__課題の要件__. ウォッシャーディスインフェクターの洗浄評価用マーカーに関する講演抄録を、最後の文の後から書き継いでください。

__提示された抜粋__.
•••••

第99回日本医療機器学会大会

講演情報

一般演題

洗浄

洗浄2

2024年6月22日(土) 09:50 〜 10:50 第1会場 (アネックスホール F201+F202)

座長:大西真裕(昭和大学藤が丘病院)

10:10 〜 10:20

[65] ウォッシャーディスインフェクターの洗浄評価用マーカーの提案

平山 奈津美, 大城 盛作, 藤澤 俊樹, 土井 洋明 (㈱サクラクレパス)

【背景】
近年,再使用可能医療機器(以下RMD)の洗浄において多くの施設でウォッシャーディスインフェクター(以下WD)が採用されている. WDを用いることで洗浄作業の効率化や職業感染のリスク低下が見込める.その一方で医療現場におけるガイドライン2021にあるよう,個々の施設でのバリデーションや日常管理が必要となっており,新たに器具を購入した際にはそれらが適切に洗浄されているか再度確認する必要がある.現状WDは運転記録や洗浄判定用インジケータで日常管理がおこなわれているが,これらはあくまでもWDが設定通り作動したかどうかを判定するものであり,複雑な器具の細かな部分まで洗浄できているかの判定はできない.そこでアルカリ洗浄剤で落ちるインキを使用したマーカーを開発し,RMDに直接マーキングすることで細部の洗浄性を評価できないか検討した結果につき報告する.

•••••

[収集されたデータエントリ]
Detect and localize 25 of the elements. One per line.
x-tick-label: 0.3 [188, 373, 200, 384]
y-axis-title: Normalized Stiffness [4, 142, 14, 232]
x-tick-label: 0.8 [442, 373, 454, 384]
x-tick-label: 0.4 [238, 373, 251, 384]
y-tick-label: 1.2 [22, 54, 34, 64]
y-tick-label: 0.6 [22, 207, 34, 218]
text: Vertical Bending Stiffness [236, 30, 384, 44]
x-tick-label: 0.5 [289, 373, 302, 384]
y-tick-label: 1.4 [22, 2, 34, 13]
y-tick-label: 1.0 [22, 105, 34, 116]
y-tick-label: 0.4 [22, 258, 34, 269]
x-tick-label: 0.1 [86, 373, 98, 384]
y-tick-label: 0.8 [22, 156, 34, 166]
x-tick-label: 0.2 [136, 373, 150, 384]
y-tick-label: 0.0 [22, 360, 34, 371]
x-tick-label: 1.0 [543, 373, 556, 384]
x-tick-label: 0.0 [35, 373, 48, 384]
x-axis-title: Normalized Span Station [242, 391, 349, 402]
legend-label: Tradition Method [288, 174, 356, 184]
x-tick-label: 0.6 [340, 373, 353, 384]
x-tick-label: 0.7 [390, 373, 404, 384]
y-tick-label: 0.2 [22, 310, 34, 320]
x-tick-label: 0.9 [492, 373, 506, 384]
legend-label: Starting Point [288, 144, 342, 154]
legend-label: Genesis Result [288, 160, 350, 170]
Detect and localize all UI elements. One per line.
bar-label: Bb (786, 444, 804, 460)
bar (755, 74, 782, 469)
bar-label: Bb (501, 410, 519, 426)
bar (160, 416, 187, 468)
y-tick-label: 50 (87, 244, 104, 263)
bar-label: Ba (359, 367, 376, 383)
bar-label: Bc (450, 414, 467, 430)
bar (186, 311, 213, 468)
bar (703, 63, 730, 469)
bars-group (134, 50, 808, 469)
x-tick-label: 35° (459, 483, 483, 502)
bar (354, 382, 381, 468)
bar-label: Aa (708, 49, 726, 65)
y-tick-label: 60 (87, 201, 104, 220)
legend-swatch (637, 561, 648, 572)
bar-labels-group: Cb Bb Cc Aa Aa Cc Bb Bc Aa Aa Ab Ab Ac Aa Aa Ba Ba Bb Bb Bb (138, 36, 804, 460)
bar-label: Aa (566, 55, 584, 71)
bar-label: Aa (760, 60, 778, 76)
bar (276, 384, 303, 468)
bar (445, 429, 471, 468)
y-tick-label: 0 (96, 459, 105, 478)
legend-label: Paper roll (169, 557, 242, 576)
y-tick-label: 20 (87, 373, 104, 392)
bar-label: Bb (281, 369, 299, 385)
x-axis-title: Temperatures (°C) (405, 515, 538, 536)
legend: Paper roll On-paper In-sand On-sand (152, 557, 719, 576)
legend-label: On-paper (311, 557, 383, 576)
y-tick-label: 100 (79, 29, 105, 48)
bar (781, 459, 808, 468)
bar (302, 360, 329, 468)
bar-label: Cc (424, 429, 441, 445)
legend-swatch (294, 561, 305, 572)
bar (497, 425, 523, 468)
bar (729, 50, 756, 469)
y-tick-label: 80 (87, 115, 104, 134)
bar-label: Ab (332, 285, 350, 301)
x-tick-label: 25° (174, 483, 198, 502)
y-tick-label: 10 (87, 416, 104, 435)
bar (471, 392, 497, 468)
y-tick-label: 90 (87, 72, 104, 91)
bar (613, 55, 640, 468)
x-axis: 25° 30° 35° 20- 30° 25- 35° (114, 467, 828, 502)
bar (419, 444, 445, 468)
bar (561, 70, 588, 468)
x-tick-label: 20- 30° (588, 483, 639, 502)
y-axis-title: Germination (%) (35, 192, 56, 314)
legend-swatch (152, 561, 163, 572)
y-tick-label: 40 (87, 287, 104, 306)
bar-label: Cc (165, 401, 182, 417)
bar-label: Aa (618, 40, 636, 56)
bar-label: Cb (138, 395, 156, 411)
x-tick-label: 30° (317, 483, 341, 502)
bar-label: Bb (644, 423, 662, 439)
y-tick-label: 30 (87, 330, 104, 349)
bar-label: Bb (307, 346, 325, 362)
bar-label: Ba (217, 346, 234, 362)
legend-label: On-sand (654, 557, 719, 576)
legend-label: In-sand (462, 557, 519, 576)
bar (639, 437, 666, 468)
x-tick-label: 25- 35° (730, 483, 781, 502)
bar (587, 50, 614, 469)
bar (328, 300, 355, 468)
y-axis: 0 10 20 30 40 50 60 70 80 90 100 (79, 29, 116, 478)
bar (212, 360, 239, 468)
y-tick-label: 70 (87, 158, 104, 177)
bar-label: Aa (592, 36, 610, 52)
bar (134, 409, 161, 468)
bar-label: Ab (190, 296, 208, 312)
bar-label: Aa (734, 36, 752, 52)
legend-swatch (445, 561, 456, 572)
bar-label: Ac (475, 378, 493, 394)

•••••

__解答欄__.
【実験方法および結果】
ステンレス製の器具にマーカーで約1mm幅の線を約39mmの長さにマーキングし,乾燥後WDを用いて洗浄した.洗浄条件は20 ~ 90℃,15 ~ 20分,洗剤はアルカリ性洗剤と中性洗剤を用いた.その結果,アルカリ性洗剤を使用した場合は洗浄温度に関係なくマーキング部分が消えたが,洗剤無しと中性洗剤を使用した場合はマーキング跡が残る結果となった.
【結論】
ステンレス製の器具に今回開発したマーカーでマーキングしWDで洗浄をおこなうと,アルカリ性洗剤を用いた場合にのみマーキングした部分が落ち,洗浄性を確認できた.このことから,アルカリ洗浄評価用マーカーは,インジケータを設置できない場所や複雑形状の器具そのものの細部に対して自由度の高い洗浄性評価をおこなうことができると考えられる.